▶ Stated exercise
Look through the listing and locate every line containing the word "Thank"; copy those lines.
================================
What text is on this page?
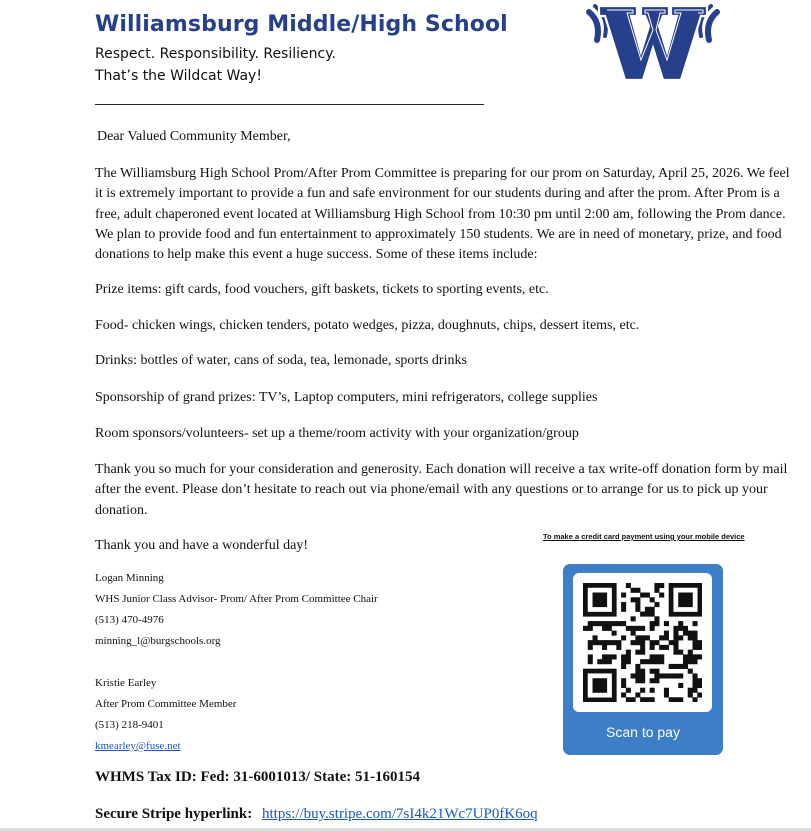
Williamsburg Middle/High School
Respect. Responsibility. Resiliency.
That’s the Wildcat Way!
Dear Valued Community Member,
The Williamsburg High School Prom/After Prom Committee is preparing for our prom on Saturday, April 25, 2026. We feel it is extremely important to provide a fun and safe environment for our students during and after the prom. After Prom is a free, adult chaperoned event located at Williamsburg High School from 10:30 pm until 2:00 am, following the Prom dance. We plan to provide food and fun entertainment to approximately 150 students. We are in need of monetary, prize, and food donations to help make this event a huge success. Some of these items include:
Prize items: gift cards, food vouchers, gift baskets, tickets to sporting events, etc.
Food- chicken wings, chicken tenders, potato wedges, pizza, doughnuts, chips, dessert items, etc.
Drinks: bottles of water, cans of soda, tea, lemonade, sports drinks
Sponsorship of grand prizes: TV’s, Laptop computers, mini refrigerators, college supplies
Room sponsors/volunteers- set up a theme/room activity with your organization/group
Thank you so much for your consideration and generosity. Each donation will receive a tax write-off donation form by mail after the event. Please don’t hesitate to reach out via phone/email with any questions or to arrange for us to pick up your donation.
Thank you and have a wonderful day!
Logan Minning
WHS Junior Class Advisor- Prom/ After Prom Committee Chair
(513) 470-4976
minning_l@burgschools.org
Kristie Earley
After Prom Committee Member
(513) 218-9401
kmearley@fuse.net
WHMS Tax ID: Fed: 31-6001013/ State: 51-160154
Secure Stripe hyperlink: https://buy.stripe.com/7sI4k21Wc7UP0fK6oq
To make a credit card payment using your mobile device
Scan to pay
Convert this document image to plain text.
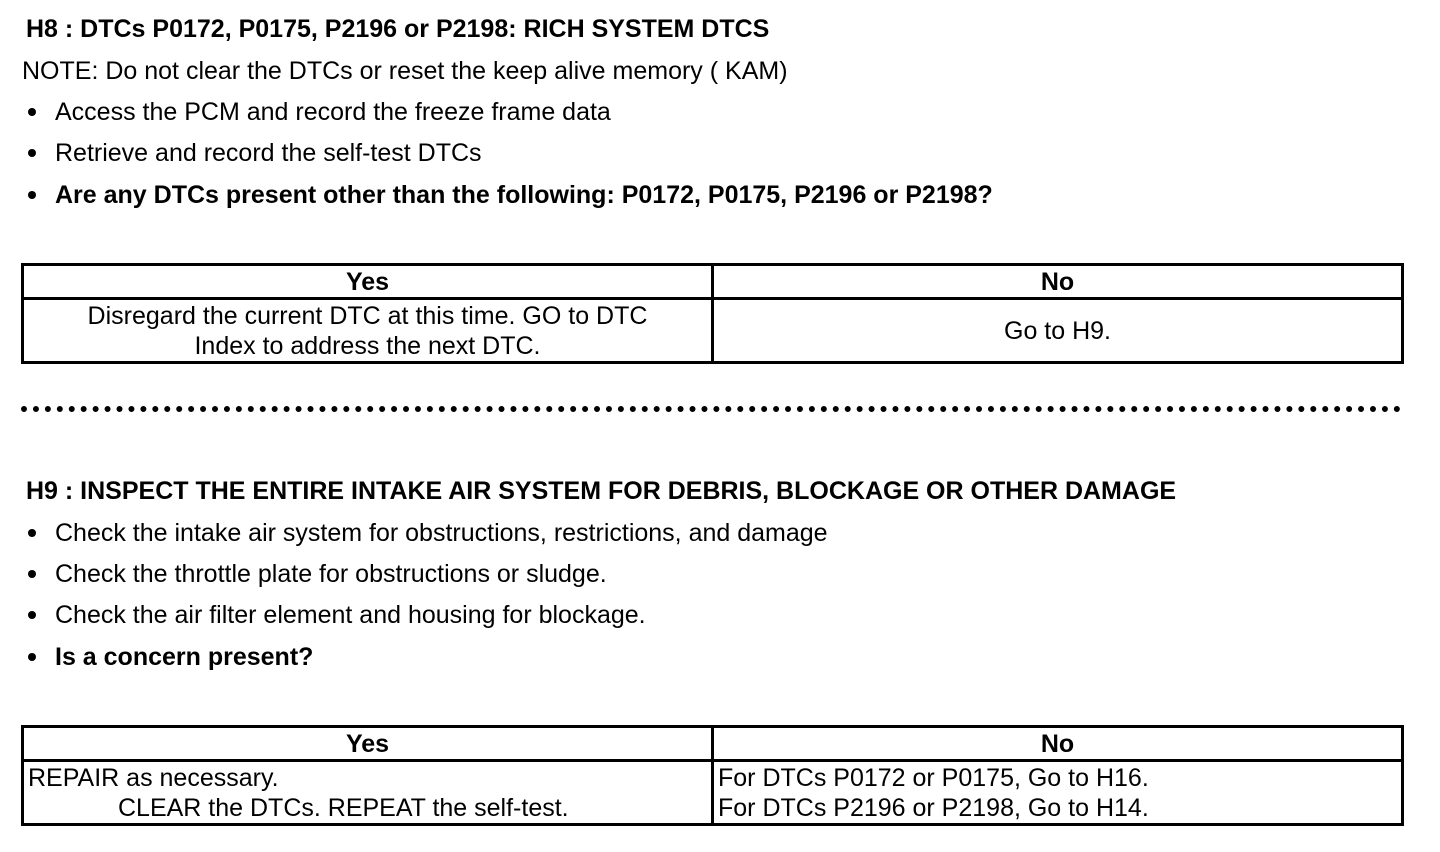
H8 : DTCs P0172, P0175, P2196 or P2198: RICH SYSTEM DTCS
NOTE: Do not clear the DTCs or reset the keep alive memory ( KAM)
Access the PCM and record the freeze frame data
Retrieve and record the self-test DTCs
Are any DTCs present other than the following: P0172, P0175, P2196 or P2198?
Yes	No

Disregard the current DTC at this time. GO to DTC
Index to address the next DTC.	Go to H9.
H9 : INSPECT THE ENTIRE INTAKE AIR SYSTEM FOR DEBRIS, BLOCKAGE OR OTHER DAMAGE
Check the intake air system for obstructions, restrictions, and damage
Check the throttle plate for obstructions or sludge.
Check the air filter element and housing for blockage.
Is a concern present?
Yes	No

REPAIR as necessary.
CLEAR the DTCs. REPEAT the self-test.	For DTCs P0172 or P0175, Go to H16.
For DTCs P2196 or P2198, Go to H14.
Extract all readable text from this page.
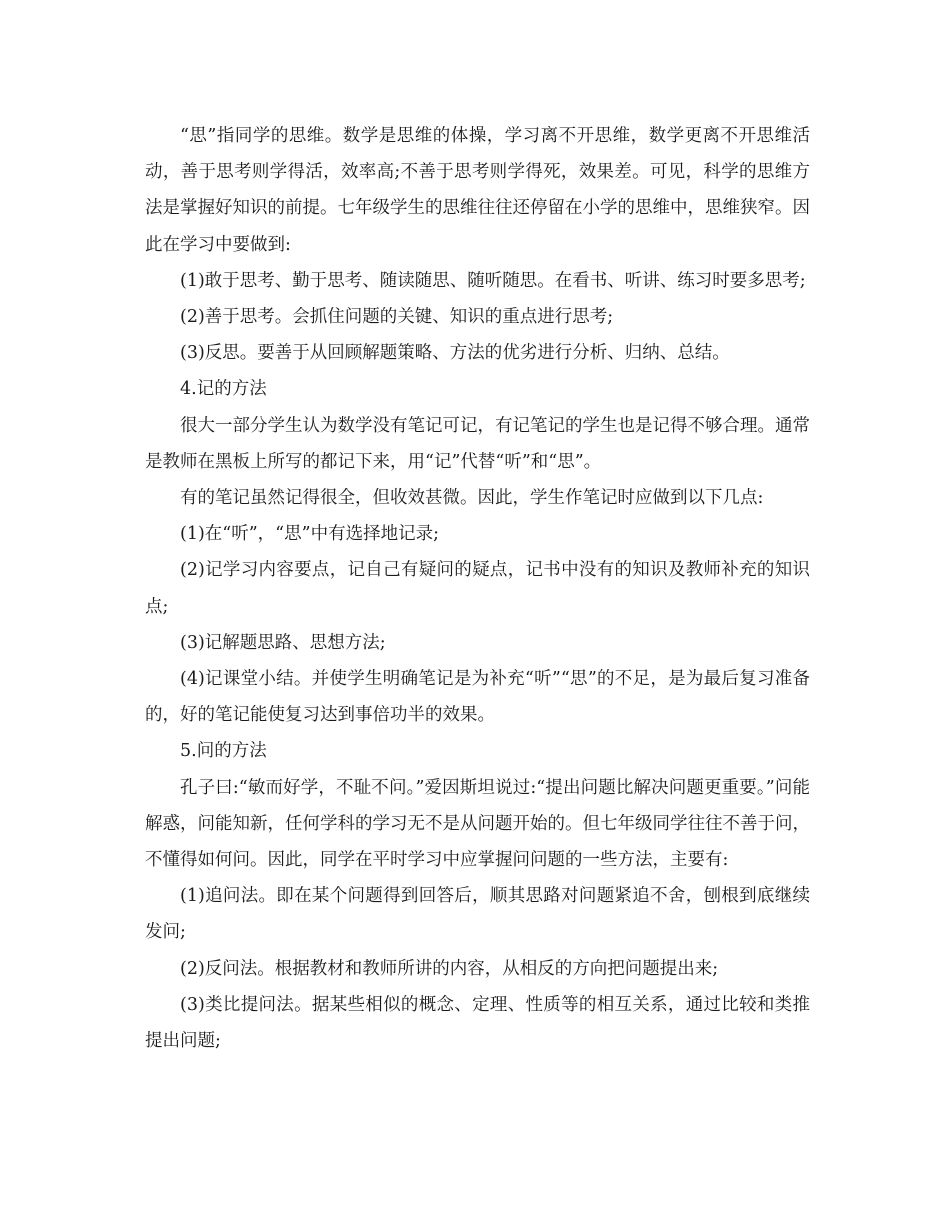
“思”指同学的思维。数学是思维的体操，学习离不开思维，数学更离不开思维活动，善于思考则学得活，效率高;不善于思考则学得死，效果差。可见，科学的思维方法是掌握好知识的前提。七年级学生的思维往往还停留在小学的思维中，思维狭窄。因此在学习中要做到:

(1)敢于思考、勤于思考、随读随思、随听随思。在看书、听讲、练习时要多思考;

(2)善于思考。会抓住问题的关键、知识的重点进行思考;

(3)反思。要善于从回顾解题策略、方法的优劣进行分析、归纳、总结。

4.记的方法

很大一部分学生认为数学没有笔记可记，有记笔记的学生也是记得不够合理。通常是教师在黑板上所写的都记下来，用“记”代替“听”和“思”。

有的笔记虽然记得很全，但收效甚微。因此，学生作笔记时应做到以下几点:

(1)在“听”，“思”中有选择地记录;

(2)记学习内容要点，记自己有疑问的疑点，记书中没有的知识及教师补充的知识点;

(3)记解题思路、思想方法;

(4)记课堂小结。并使学生明确笔记是为补充“听”“思”的不足，是为最后复习准备的，好的笔记能使复习达到事倍功半的效果。

5.问的方法

孔子曰:“敏而好学，不耻不问。”爱因斯坦说过:“提出问题比解决问题更重要。”问能解惑，问能知新，任何学科的学习无不是从问题开始的。但七年级同学往往不善于问，不懂得如何问。因此，同学在平时学习中应掌握问问题的一些方法，主要有:

(1)追问法。即在某个问题得到回答后，顺其思路对问题紧追不舍，刨根到底继续发问;

(2)反问法。根据教材和教师所讲的内容，从相反的方向把问题提出来;

(3)类比提问法。据某些相似的概念、定理、性质等的相互关系，通过比较和类推提出问题;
================================
▶ Response below
Thank you so much for your consideration and generosity. Each donation will receive a tax write-off donation form by mail after the event. Please don’t hesitate to reach out via phone/email with any questions or to arrange for us to pick up your donation.
Thank you and have a wonderful day!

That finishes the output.